___ MATERIAL TO PROCESS
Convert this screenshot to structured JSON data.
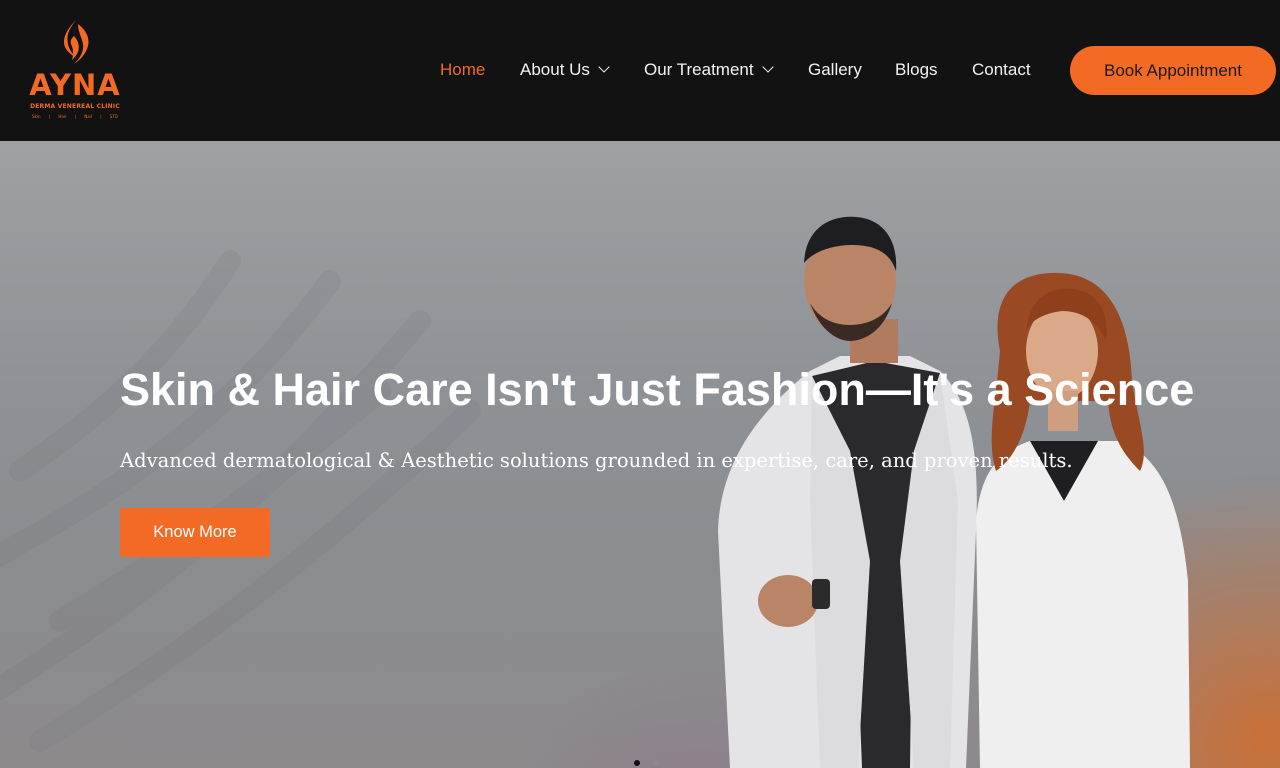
{
  "brand": {
    "name": "AYNA",
    "subtitle": "DERMA VENEREAL CLINIC",
    "tags": [
      "Skin",
      "|",
      "Hair",
      "|",
      "Nail",
      "|",
      "STD"
    ],
    "accent": "#f26a23"
  },
  "nav": {
    "items": [
      {
        "label": "Home",
        "active": true,
        "dropdown": false
      },
      {
        "label": "About Us",
        "active": false,
        "dropdown": true
      },
      {
        "label": "Our Treatment",
        "active": false,
        "dropdown": true
      },
      {
        "label": "Gallery",
        "active": false,
        "dropdown": false
      },
      {
        "label": "Blogs",
        "active": false,
        "dropdown": false
      },
      {
        "label": "Contact",
        "active": false,
        "dropdown": false
      }
    ],
    "cta_label": "Book Appointment"
  },
  "hero": {
    "title": "Skin & Hair Care Isn't Just Fashion—It's a Science",
    "subtitle": "Advanced dermatological & Aesthetic solutions grounded in expertise, care, and proven results.",
    "button_label": "Know More",
    "slides": 2,
    "active_slide": 1
  }
}
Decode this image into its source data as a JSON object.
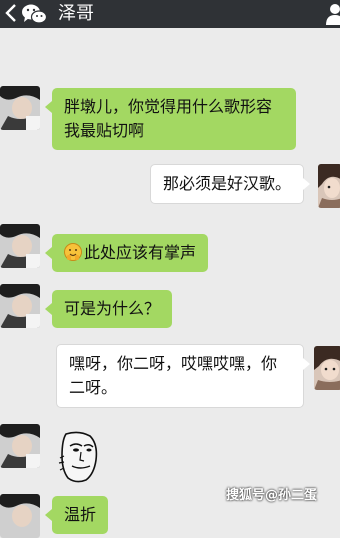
{
  "header": {
    "back_icon": "chevron-left-icon",
    "app_icon": "wechat-logo-icon",
    "title": "泽哥",
    "profile_icon": "person-icon",
    "background": "#2f3236"
  },
  "messages": [
    {
      "side": "left",
      "text_line1": "胖墩儿，你觉得用什么歌形容",
      "text_line2": "我最贴切啊"
    },
    {
      "side": "right",
      "text": "那必须是好汉歌。"
    },
    {
      "side": "left",
      "emoji": "applause-face-icon",
      "text": "此处应该有掌声"
    },
    {
      "side": "left",
      "text": "可是为什么？"
    },
    {
      "side": "right",
      "text_line1": "嘿呀，你二呀，哎嘿哎嘿，你",
      "text_line2": "二呀。"
    },
    {
      "side": "left",
      "sticker": "troll-face-sticker"
    },
    {
      "side": "left",
      "text": "温折"
    }
  ],
  "colors": {
    "sent_bubble": "#a3d862",
    "received_bubble": "#ffffff",
    "chat_background": "#ebebeb"
  },
  "watermark": "搜狐号@孙二蛋"
}
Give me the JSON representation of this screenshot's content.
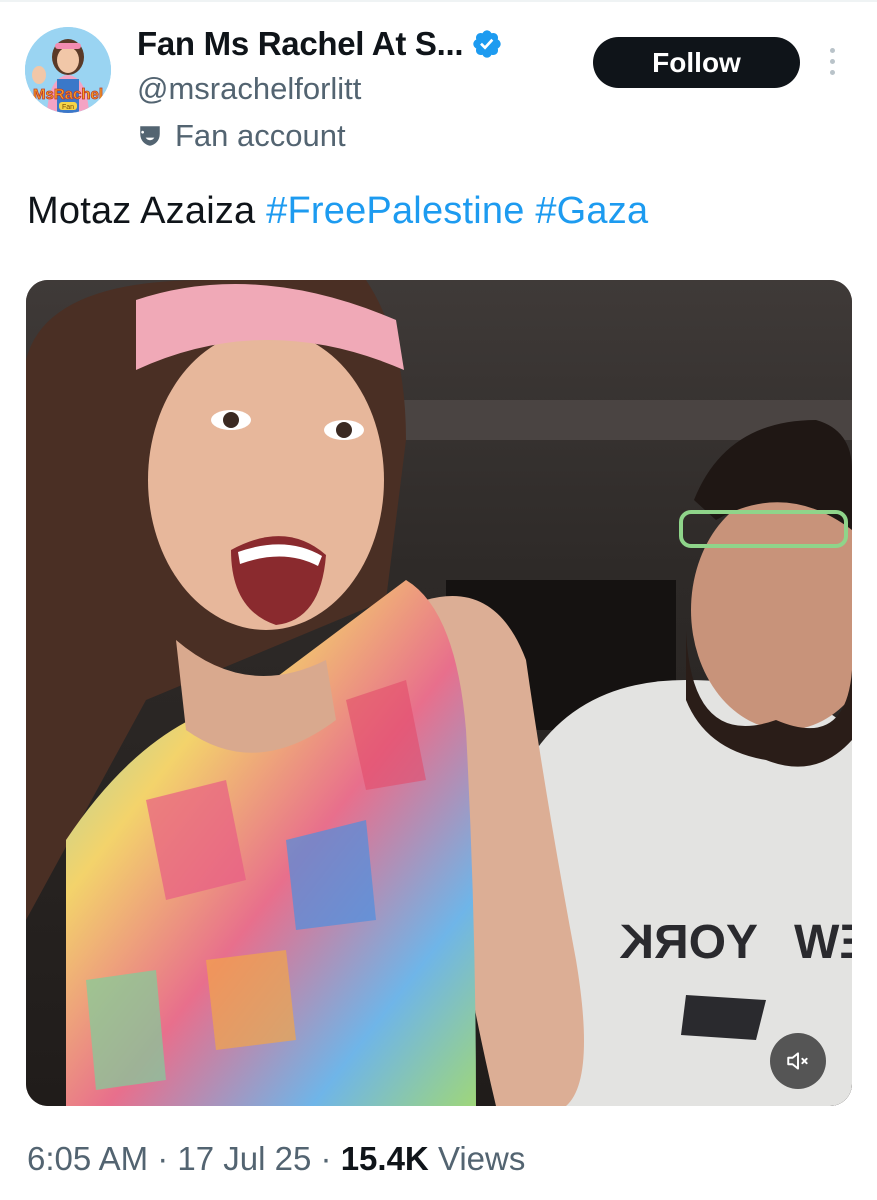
{
  "author": {
    "display_name": "Fan Ms Rachel At S...",
    "handle": "@msrachelforlitt",
    "label": "Fan account",
    "avatar_text": "MsRachel",
    "avatar_subtext": "Fan",
    "verified_color": "#1d9bf0"
  },
  "actions": {
    "follow_label": "Follow",
    "more_icon": "more-vertical-icon"
  },
  "tweet": {
    "text_plain": "Motaz Azaiza ",
    "hashtags": [
      "#FreePalestine",
      "#Gaza"
    ]
  },
  "media": {
    "type": "video",
    "shirt_text_1": "YORK",
    "shirt_text_2": "NEW",
    "mute_icon": "volume-muted-icon"
  },
  "meta": {
    "time": "6:05 AM",
    "separator": "·",
    "date": "17 Jul 25",
    "views_count": "15.4K",
    "views_label": "Views"
  },
  "colors": {
    "accent": "#1d9bf0",
    "text_primary": "#0f1419",
    "text_secondary": "#536471",
    "button_bg": "#0f1419"
  }
}
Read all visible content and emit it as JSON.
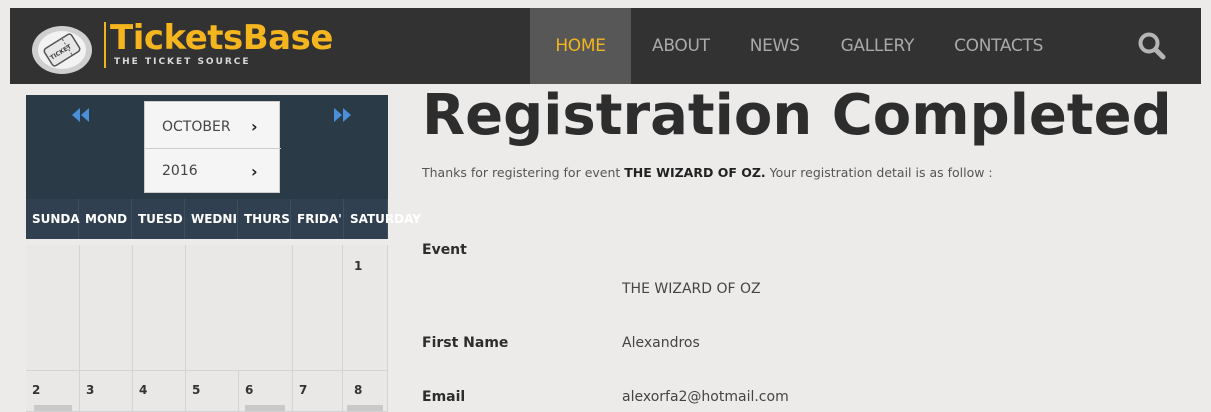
{
  "brand": {
    "name": "TicketsBase",
    "tagline": "THE TICKET SOURCE",
    "badge_text": "TICKET",
    "accent": "#f4b51f"
  },
  "nav": {
    "items": [
      {
        "label": "HOME",
        "active": true
      },
      {
        "label": "ABOUT",
        "active": false
      },
      {
        "label": "NEWS",
        "active": false
      },
      {
        "label": "GALLERY",
        "active": false
      },
      {
        "label": "CONTACTS",
        "active": false
      }
    ],
    "search_icon": "search-icon"
  },
  "calendar": {
    "month": "OCTOBER",
    "year": "2016",
    "prev_icon": "double-chevron-left-icon",
    "next_icon": "double-chevron-right-icon",
    "weekdays": [
      "SUNDA",
      "MOND",
      "TUESD",
      "WEDNI",
      "THURS",
      "FRIDA'",
      "SATURDAY"
    ],
    "row1": [
      "",
      "",
      "",
      "",
      "",
      "",
      "1"
    ],
    "row2": [
      "2",
      "3",
      "4",
      "5",
      "6",
      "7",
      "8"
    ]
  },
  "main": {
    "title": "Registration Completed",
    "intro_prefix": "Thanks for registering for event ",
    "intro_event": "THE WIZARD OF OZ.",
    "intro_suffix": " Your registration detail is as follow :",
    "fields": [
      {
        "label": "Event",
        "value": "THE WIZARD OF OZ"
      },
      {
        "label": "First Name",
        "value": "Alexandros"
      },
      {
        "label": "Email",
        "value": "alexorfa2@hotmail.com"
      }
    ]
  }
}
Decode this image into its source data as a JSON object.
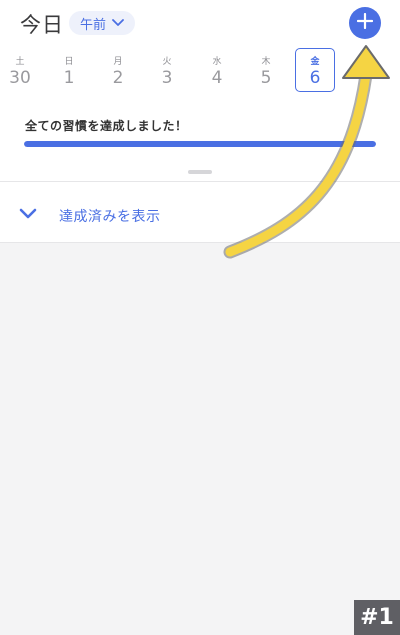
{
  "header": {
    "title": "今日",
    "period_label": "午前"
  },
  "week": [
    {
      "weekday": "土",
      "date": "30"
    },
    {
      "weekday": "日",
      "date": "1"
    },
    {
      "weekday": "月",
      "date": "2"
    },
    {
      "weekday": "火",
      "date": "3"
    },
    {
      "weekday": "水",
      "date": "4"
    },
    {
      "weekday": "木",
      "date": "5"
    },
    {
      "weekday": "金",
      "date": "6"
    }
  ],
  "selected_day_index": 6,
  "summary": {
    "message": "全ての習慣を達成しました！",
    "progress": 1.0
  },
  "completed_toggle": {
    "label": "達成済みを表示"
  },
  "overlay_badge": "#1",
  "colors": {
    "accent": "#4a6fe3",
    "annotation_arrow": "#f5d443"
  },
  "icons": {
    "add": "plus-icon",
    "period_dropdown": "chevron-down-icon",
    "toggle": "chevron-down-icon"
  }
}
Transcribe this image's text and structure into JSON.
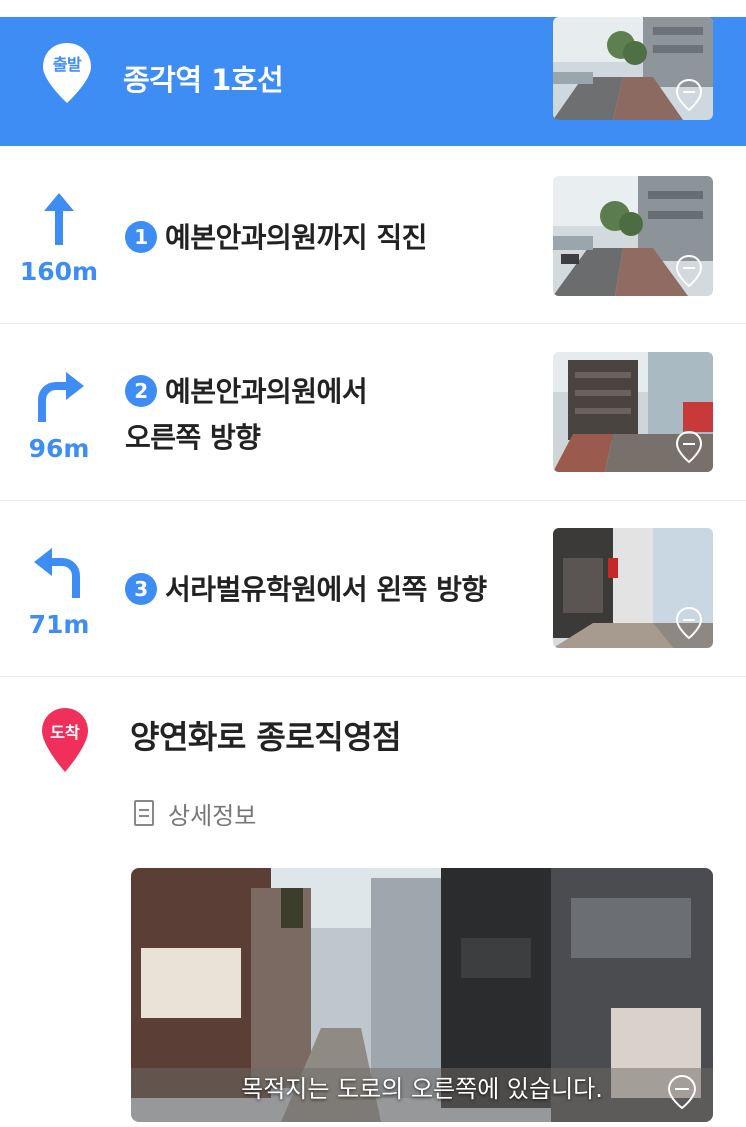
{
  "start": {
    "badge": "출발",
    "title": "종각역 1호선"
  },
  "steps": [
    {
      "num": "1",
      "distance": "160m",
      "text": "예본안과의원까지 직진",
      "direction": "straight-arrow-icon"
    },
    {
      "num": "2",
      "distance": "96m",
      "text_line1": "예본안과의원에서",
      "text_line2": "오른쪽 방향",
      "direction": "turn-right-arrow-icon"
    },
    {
      "num": "3",
      "distance": "71m",
      "text": "서라벌유학원에서 왼쪽 방향",
      "direction": "turn-left-arrow-icon"
    }
  ],
  "end": {
    "badge": "도착",
    "title": "양연화로 종로직영점",
    "detail_label": "상세정보",
    "photo_caption": "목적지는 도로의 오른쪽에 있습니다."
  },
  "colors": {
    "accent": "#3d8df5",
    "end_pin": "#f0305a"
  }
}
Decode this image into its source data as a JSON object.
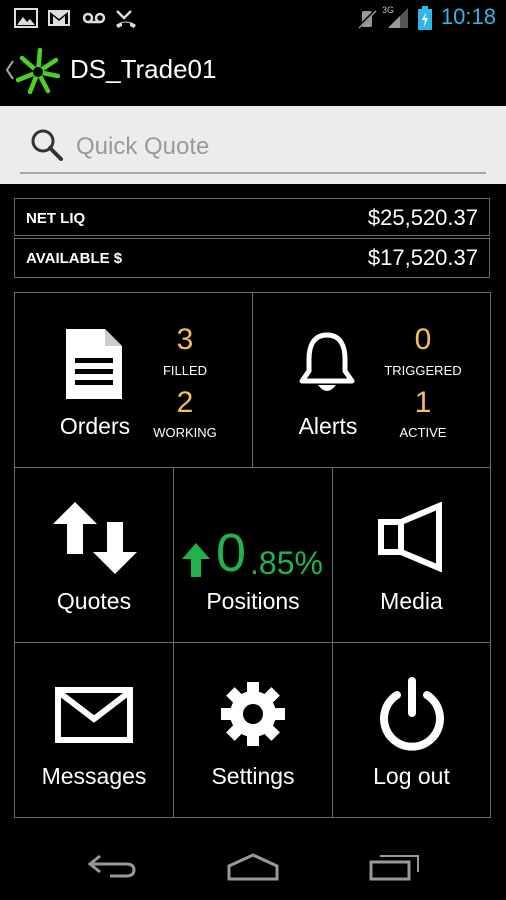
{
  "status": {
    "clock": "10:18",
    "network": "3G"
  },
  "app": {
    "title": "DS_Trade01"
  },
  "search": {
    "placeholder": "Quick Quote"
  },
  "account": [
    {
      "label": "NET LIQ",
      "value": "$25,520.37"
    },
    {
      "label": "AVAILABLE $",
      "value": "$17,520.37"
    }
  ],
  "tiles": {
    "orders": {
      "label": "Orders",
      "filled_count": "3",
      "filled_label": "FILLED",
      "working_count": "2",
      "working_label": "WORKING"
    },
    "alerts": {
      "label": "Alerts",
      "triggered_count": "0",
      "triggered_label": "TRIGGERED",
      "active_count": "1",
      "active_label": "ACTIVE"
    },
    "quotes": {
      "label": "Quotes"
    },
    "positions": {
      "label": "Positions",
      "change_int": "0",
      "change_dec": ".85%"
    },
    "media": {
      "label": "Media"
    },
    "messages": {
      "label": "Messages"
    },
    "settings": {
      "label": "Settings"
    },
    "logout": {
      "label": "Log out"
    }
  },
  "colors": {
    "accent_green": "#22b24c",
    "count_yellow": "#f0c05a",
    "clock_blue": "#33b5e5"
  }
}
______
Omitting all images, retype each line of the records precisely.

Convert this screenshot to structured JSON data.
{
  "brand": {
    "name": "AYNA",
    "subtitle": "DERMA VENEREAL CLINIC",
    "tags": [
      "Skin",
      "|",
      "Hair",
      "|",
      "Nail",
      "|",
      "STD"
    ],
    "accent": "#f26a23"
  },
  "nav": {
    "items": [
      {
        "label": "Home",
        "active": true,
        "dropdown": false
      },
      {
        "label": "About Us",
        "active": false,
        "dropdown": true
      },
      {
        "label": "Our Treatment",
        "active": false,
        "dropdown": true
      },
      {
        "label": "Gallery",
        "active": false,
        "dropdown": false
      },
      {
        "label": "Blogs",
        "active": false,
        "dropdown": false
      },
      {
        "label": "Contact",
        "active": false,
        "dropdown": false
      }
    ],
    "cta_label": "Book Appointment"
  },
  "hero": {
    "title": "Skin & Hair Care Isn't Just Fashion—It's a Science",
    "subtitle": "Advanced dermatological & Aesthetic solutions grounded in expertise, care, and proven results.",
    "button_label": "Know More",
    "slides": 2,
    "active_slide": 1
  }
}
Decode this image into its source data as a JSON object.
{
  "header": {
    "back_icon": "chevron-left-icon",
    "app_icon": "wechat-logo-icon",
    "title": "泽哥",
    "profile_icon": "person-icon",
    "background": "#2f3236"
  },
  "messages": [
    {
      "side": "left",
      "text_line1": "胖墩儿，你觉得用什么歌形容",
      "text_line2": "我最贴切啊"
    },
    {
      "side": "right",
      "text": "那必须是好汉歌。"
    },
    {
      "side": "left",
      "emoji": "applause-face-icon",
      "text": "此处应该有掌声"
    },
    {
      "side": "left",
      "text": "可是为什么？"
    },
    {
      "side": "right",
      "text_line1": "嘿呀，你二呀，哎嘿哎嘿，你",
      "text_line2": "二呀。"
    },
    {
      "side": "left",
      "sticker": "troll-face-sticker"
    },
    {
      "side": "left",
      "text": "温折"
    }
  ],
  "colors": {
    "sent_bubble": "#a3d862",
    "received_bubble": "#ffffff",
    "chat_background": "#ebebeb"
  },
  "watermark": "搜狐号@孙二蛋"
}
Give me the JSON representation of this screenshot's content.
{
  "author": {
    "display_name": "Fan Ms Rachel At S...",
    "handle": "@msrachelforlitt",
    "label": "Fan account",
    "avatar_text": "MsRachel",
    "avatar_subtext": "Fan",
    "verified_color": "#1d9bf0"
  },
  "actions": {
    "follow_label": "Follow",
    "more_icon": "more-vertical-icon"
  },
  "tweet": {
    "text_plain": "Motaz Azaiza ",
    "hashtags": [
      "#FreePalestine",
      "#Gaza"
    ]
  },
  "media": {
    "type": "video",
    "shirt_text_1": "YORK",
    "shirt_text_2": "NEW",
    "mute_icon": "volume-muted-icon"
  },
  "meta": {
    "time": "6:05 AM",
    "separator": "·",
    "date": "17 Jul 25",
    "views_count": "15.4K",
    "views_label": "Views"
  },
  "colors": {
    "accent": "#1d9bf0",
    "text_primary": "#0f1419",
    "text_secondary": "#536471",
    "button_bg": "#0f1419"
  }
}
Read all visible content and emit it as JSON.
{
  "brand": {
    "name": "TicketsBase",
    "tagline": "THE TICKET SOURCE",
    "badge_text": "TICKET",
    "accent": "#f4b51f"
  },
  "nav": {
    "items": [
      {
        "label": "HOME",
        "active": true
      },
      {
        "label": "ABOUT",
        "active": false
      },
      {
        "label": "NEWS",
        "active": false
      },
      {
        "label": "GALLERY",
        "active": false
      },
      {
        "label": "CONTACTS",
        "active": false
      }
    ],
    "search_icon": "search-icon"
  },
  "calendar": {
    "month": "OCTOBER",
    "year": "2016",
    "prev_icon": "double-chevron-left-icon",
    "next_icon": "double-chevron-right-icon",
    "weekdays": [
      "SUNDA",
      "MOND",
      "TUESD",
      "WEDNI",
      "THURS",
      "FRIDA'",
      "SATURDAY"
    ],
    "row1": [
      "",
      "",
      "",
      "",
      "",
      "",
      "1"
    ],
    "row2": [
      "2",
      "3",
      "4",
      "5",
      "6",
      "7",
      "8"
    ]
  },
  "main": {
    "title": "Registration Completed",
    "intro_prefix": "Thanks for registering for event ",
    "intro_event": "THE WIZARD OF OZ.",
    "intro_suffix": " Your registration detail is as follow :",
    "fields": [
      {
        "label": "Event",
        "value": "THE WIZARD OF OZ"
      },
      {
        "label": "First Name",
        "value": "Alexandros"
      },
      {
        "label": "Email",
        "value": "alexorfa2@hotmail.com"
      }
    ]
  }
}
Decode this image into its source data as a JSON object.
{
  "header": {
    "title": "今日",
    "period_label": "午前"
  },
  "week": [
    {
      "weekday": "土",
      "date": "30"
    },
    {
      "weekday": "日",
      "date": "1"
    },
    {
      "weekday": "月",
      "date": "2"
    },
    {
      "weekday": "火",
      "date": "3"
    },
    {
      "weekday": "水",
      "date": "4"
    },
    {
      "weekday": "木",
      "date": "5"
    },
    {
      "weekday": "金",
      "date": "6"
    }
  ],
  "selected_day_index": 6,
  "summary": {
    "message": "全ての習慣を達成しました！",
    "progress": 1.0
  },
  "completed_toggle": {
    "label": "達成済みを表示"
  },
  "overlay_badge": "#1",
  "colors": {
    "accent": "#4a6fe3",
    "annotation_arrow": "#f5d443"
  },
  "icons": {
    "add": "plus-icon",
    "period_dropdown": "chevron-down-icon",
    "toggle": "chevron-down-icon"
  }
}
Transcribe this image's text and structure into JSON.
{
  "start": {
    "badge": "출발",
    "title": "종각역 1호선"
  },
  "steps": [
    {
      "num": "1",
      "distance": "160m",
      "text": "예본안과의원까지 직진",
      "direction": "straight-arrow-icon"
    },
    {
      "num": "2",
      "distance": "96m",
      "text_line1": "예본안과의원에서",
      "text_line2": "오른쪽 방향",
      "direction": "turn-right-arrow-icon"
    },
    {
      "num": "3",
      "distance": "71m",
      "text": "서라벌유학원에서 왼쪽 방향",
      "direction": "turn-left-arrow-icon"
    }
  ],
  "end": {
    "badge": "도착",
    "title": "양연화로 종로직영점",
    "detail_label": "상세정보",
    "photo_caption": "목적지는 도로의 오른쪽에 있습니다."
  },
  "colors": {
    "accent": "#3d8df5",
    "end_pin": "#f0305a"
  }
}
Decode this image into its source data as a JSON object.
{
  "status": {
    "clock": "10:18",
    "network": "3G"
  },
  "app": {
    "title": "DS_Trade01"
  },
  "search": {
    "placeholder": "Quick Quote"
  },
  "account": [
    {
      "label": "NET LIQ",
      "value": "$25,520.37"
    },
    {
      "label": "AVAILABLE $",
      "value": "$17,520.37"
    }
  ],
  "tiles": {
    "orders": {
      "label": "Orders",
      "filled_count": "3",
      "filled_label": "FILLED",
      "working_count": "2",
      "working_label": "WORKING"
    },
    "alerts": {
      "label": "Alerts",
      "triggered_count": "0",
      "triggered_label": "TRIGGERED",
      "active_count": "1",
      "active_label": "ACTIVE"
    },
    "quotes": {
      "label": "Quotes"
    },
    "positions": {
      "label": "Positions",
      "change_int": "0",
      "change_dec": ".85%"
    },
    "media": {
      "label": "Media"
    },
    "messages": {
      "label": "Messages"
    },
    "settings": {
      "label": "Settings"
    },
    "logout": {
      "label": "Log out"
    }
  },
  "colors": {
    "accent_green": "#22b24c",
    "count_yellow": "#f0c05a",
    "clock_blue": "#33b5e5"
  }
}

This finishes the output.